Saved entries
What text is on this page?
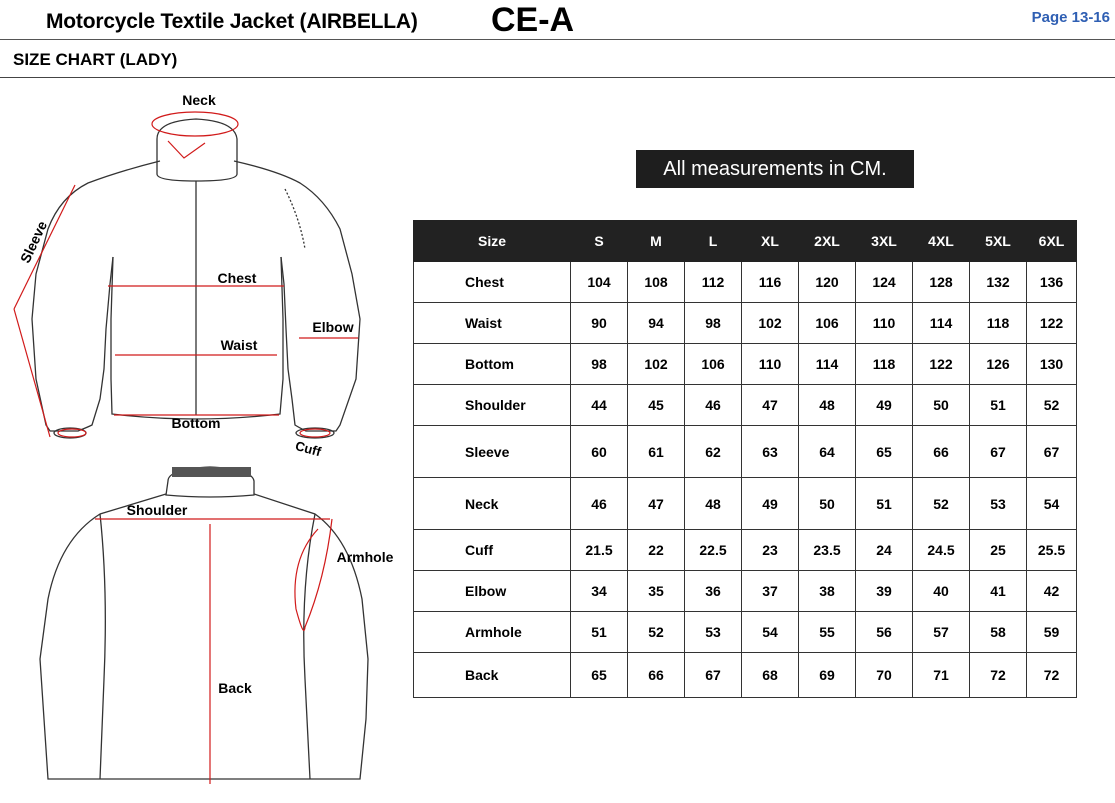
Motorcycle Textile Jacket (AIRBELLA) CE-A	Page 13-16
SIZE CHART (LADY)
Neck
Sleeve
Chest
Waist
Elbow
Bottom
Cuff
Shoulder
Armhole
Back
All measurements in CM.
Size	S	M	L	XL	2XL	3XL	4XL	5XL	6XL
Chest	104	108	112	116	120	124	128	132	136
Waist	90	94	98	102	106	110	114	118	122
Bottom	98	102	106	110	114	118	122	126	130
Shoulder	44	45	46	47	48	49	50	51	52
Sleeve	60	61	62	63	64	65	66	67	67
Neck	46	47	48	49	50	51	52	53	54
Cuff	21.5	22	22.5	23	23.5	24	24.5	25	25.5
Elbow	34	35	36	37	38	39	40	41	42
Armhole	51	52	53	54	55	56	57	58	59
Back	65	66	67	68	69	70	71	72	72
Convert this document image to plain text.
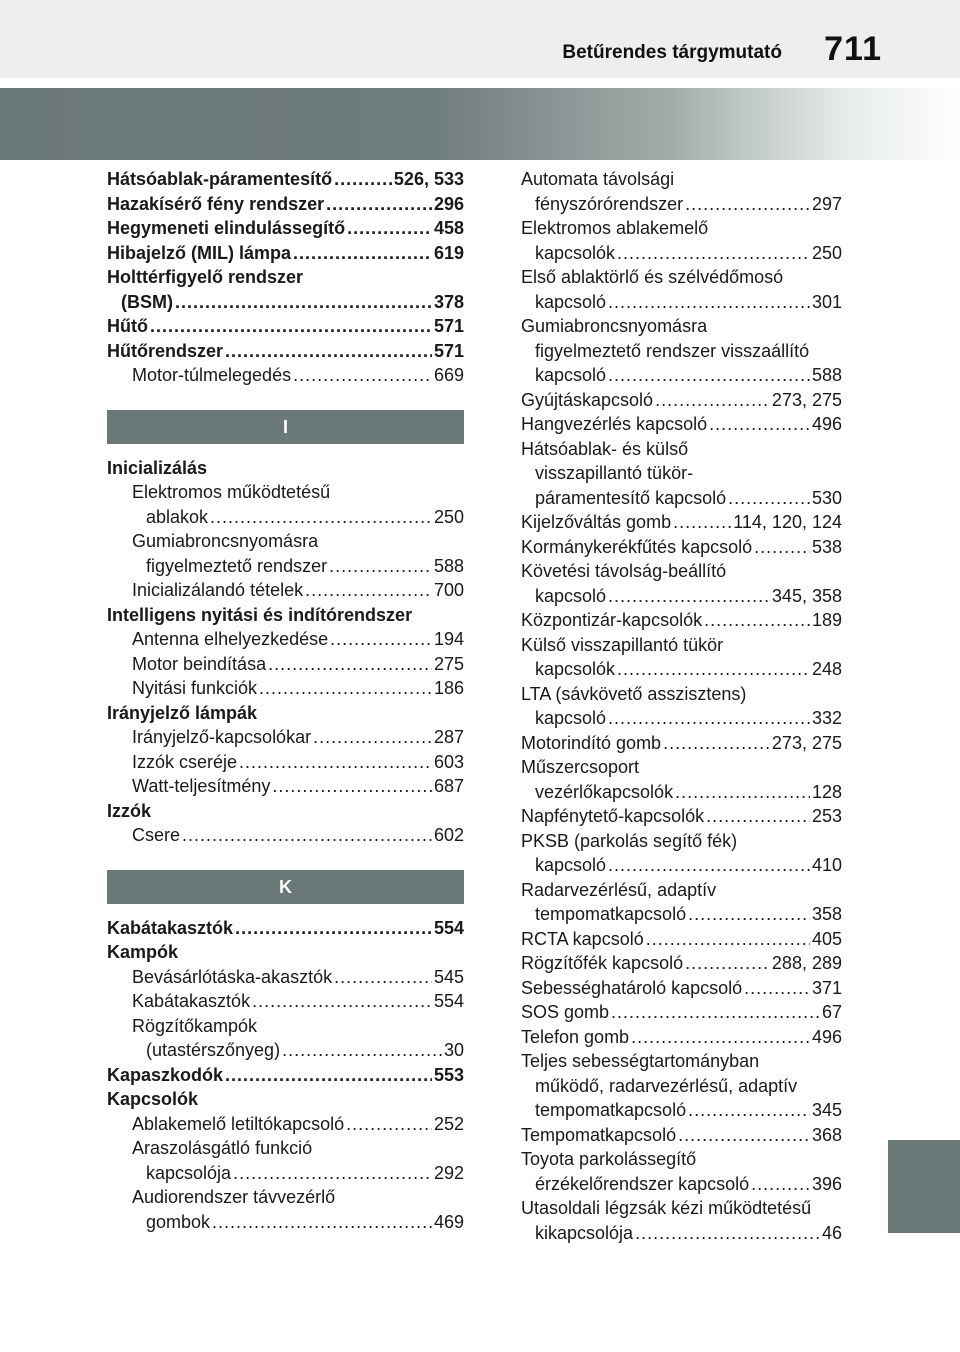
Betűrendes tárgymutató 711
Hátsóablak-páramentesítő .....	526, 533
Hazakísérő fény rendszer .....	296
Hegymeneti elindulássegítő .....	458
Hibajelző (MIL) lámpa .....	619
Holttérfigyelő rendszer
(BSM) .....	378
Hűtő .....	571
Hűtőrendszer .....	571
Motor-túlmelegedés .....	669
I
Inicializálás
Elektromos működtetésű
ablakok .....	250
Gumiabroncsnyomásra
figyelmeztető rendszer .....	588
Inicializálandó tételek .....	700
Intelligens nyitási és indítórendszer
Antenna elhelyezkedése .....	194
Motor beindítása .....	275
Nyitási funkciók .....	186
Irányjelző lámpák
Irányjelző-kapcsolókar .....	287
Izzók cseréje .....	603
Watt-teljesítmény .....	687
Izzók
Csere .....	602
K
Kabátakasztók .....	554
Kampók
Bevásárlótáska-akasztók .....	545
Kabátakasztók .....	554
Rögzítőkampók
(utastérszőnyeg) .....	30
Kapaszkodók .....	553
Kapcsolók
Ablakemelő letiltókapcsoló .....	252
Araszolásgátló funkció
kapcsolója .....	292
Audiorendszer távvezérlő
gombok .....	469
Automata távolsági
fényszórórendszer .....	297
Elektromos ablakemelő
kapcsolók .....	250
Első ablaktörlő és szélvédőmosó
kapcsoló .....	301
Gumiabroncsnyomásra
figyelmeztető rendszer visszaállító
kapcsoló .....	588
Gyújtáskapcsoló .....	273, 275
Hangvezérlés kapcsoló .....	496
Hátsóablak- és külső
visszapillantó tükör-
páramentesítő kapcsoló .....	530
Kijelzőváltás gomb .....	114, 120, 124
Kormánykerékfűtés kapcsoló .....	538
Követési távolság-beállító
kapcsoló .....	345, 358
Központizár-kapcsolók .....	189
Külső visszapillantó tükör
kapcsolók .....	248
LTA (sávkövető asszisztens)
kapcsoló .....	332
Motorindító gomb .....	273, 275
Műszercsoport
vezérlőkapcsolók .....	128
Napfénytető-kapcsolók .....	253
PKSB (parkolás segítő fék)
kapcsoló .....	410
Radarvezérlésű, adaptív
tempomatkapcsoló .....	358
RCTA kapcsoló .....	405
Rögzítőfék kapcsoló .....	288, 289
Sebességhatároló kapcsoló .....	371
SOS gomb .....	67
Telefon gomb .....	496
Teljes sebességtartományban
működő, radarvezérlésű, adaptív
tempomatkapcsoló .....	345
Tempomatkapcsoló .....	368
Toyota parkolássegítő
érzékelőrendszer kapcsoló .....	396
Utasoldali légzsák kézi működtetésű
kikapcsolója .....	46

DIRECTION: Leave out the pictures and give the listing above again exactly.

WRITTEN ANSWER:
What text is on this page?
Motorcycle Textile Jacket (AIRBELLA) CE-A	Page 13-16
SIZE CHART (LADY)
Neck
Sleeve
Chest
Waist
Elbow
Bottom
Cuff
Shoulder
Armhole
Back
All measurements in CM.
Size	S	M	L	XL	2XL	3XL	4XL	5XL	6XL
Chest	104	108	112	116	120	124	128	132	136
Waist	90	94	98	102	106	110	114	118	122
Bottom	98	102	106	110	114	118	122	126	130
Shoulder	44	45	46	47	48	49	50	51	52
Sleeve	60	61	62	63	64	65	66	67	67
Neck	46	47	48	49	50	51	52	53	54
Cuff	21.5	22	22.5	23	23.5	24	24.5	25	25.5
Elbow	34	35	36	37	38	39	40	41	42
Armhole	51	52	53	54	55	56	57	58	59
Back	65	66	67	68	69	70	71	72	72
Convert this document image to plain text.
Betűrendes tárgymutató 711
Hátsóablak-páramentesítő .....	526, 533
Hazakísérő fény rendszer .....	296
Hegymeneti elindulássegítő .....	458
Hibajelző (MIL) lámpa .....	619
Holttérfigyelő rendszer
(BSM) .....	378
Hűtő .....	571
Hűtőrendszer .....	571
Motor-túlmelegedés .....	669
I
Inicializálás
Elektromos működtetésű
ablakok .....	250
Gumiabroncsnyomásra
figyelmeztető rendszer .....	588
Inicializálandó tételek .....	700
Intelligens nyitási és indítórendszer
Antenna elhelyezkedése .....	194
Motor beindítása .....	275
Nyitási funkciók .....	186
Irányjelző lámpák
Irányjelző-kapcsolókar .....	287
Izzók cseréje .....	603
Watt-teljesítmény .....	687
Izzók
Csere .....	602
K
Kabátakasztók .....	554
Kampók
Bevásárlótáska-akasztók .....	545
Kabátakasztók .....	554
Rögzítőkampók
(utastérszőnyeg) .....	30
Kapaszkodók .....	553
Kapcsolók
Ablakemelő letiltókapcsoló .....	252
Araszolásgátló funkció
kapcsolója .....	292
Audiorendszer távvezérlő
gombok .....	469
Automata távolsági
fényszórórendszer .....	297
Elektromos ablakemelő
kapcsolók .....	250
Első ablaktörlő és szélvédőmosó
kapcsoló .....	301
Gumiabroncsnyomásra
figyelmeztető rendszer visszaállító
kapcsoló .....	588
Gyújtáskapcsoló .....	273, 275
Hangvezérlés kapcsoló .....	496
Hátsóablak- és külső
visszapillantó tükör-
páramentesítő kapcsoló .....	530
Kijelzőváltás gomb .....	114, 120, 124
Kormánykerékfűtés kapcsoló .....	538
Követési távolság-beállító
kapcsoló .....	345, 358
Központizár-kapcsolók .....	189
Külső visszapillantó tükör
kapcsolók .....	248
LTA (sávkövető asszisztens)
kapcsoló .....	332
Motorindító gomb .....	273, 275
Műszercsoport
vezérlőkapcsolók .....	128
Napfénytető-kapcsolók .....	253
PKSB (parkolás segítő fék)
kapcsoló .....	410
Radarvezérlésű, adaptív
tempomatkapcsoló .....	358
RCTA kapcsoló .....	405
Rögzítőfék kapcsoló .....	288, 289
Sebességhatároló kapcsoló .....	371
SOS gomb .....	67
Telefon gomb .....	496
Teljes sebességtartományban
működő, radarvezérlésű, adaptív
tempomatkapcsoló .....	345
Tempomatkapcsoló .....	368
Toyota parkolássegítő
érzékelőrendszer kapcsoló .....	396
Utasoldali légzsák kézi működtetésű
kikapcsolója .....	46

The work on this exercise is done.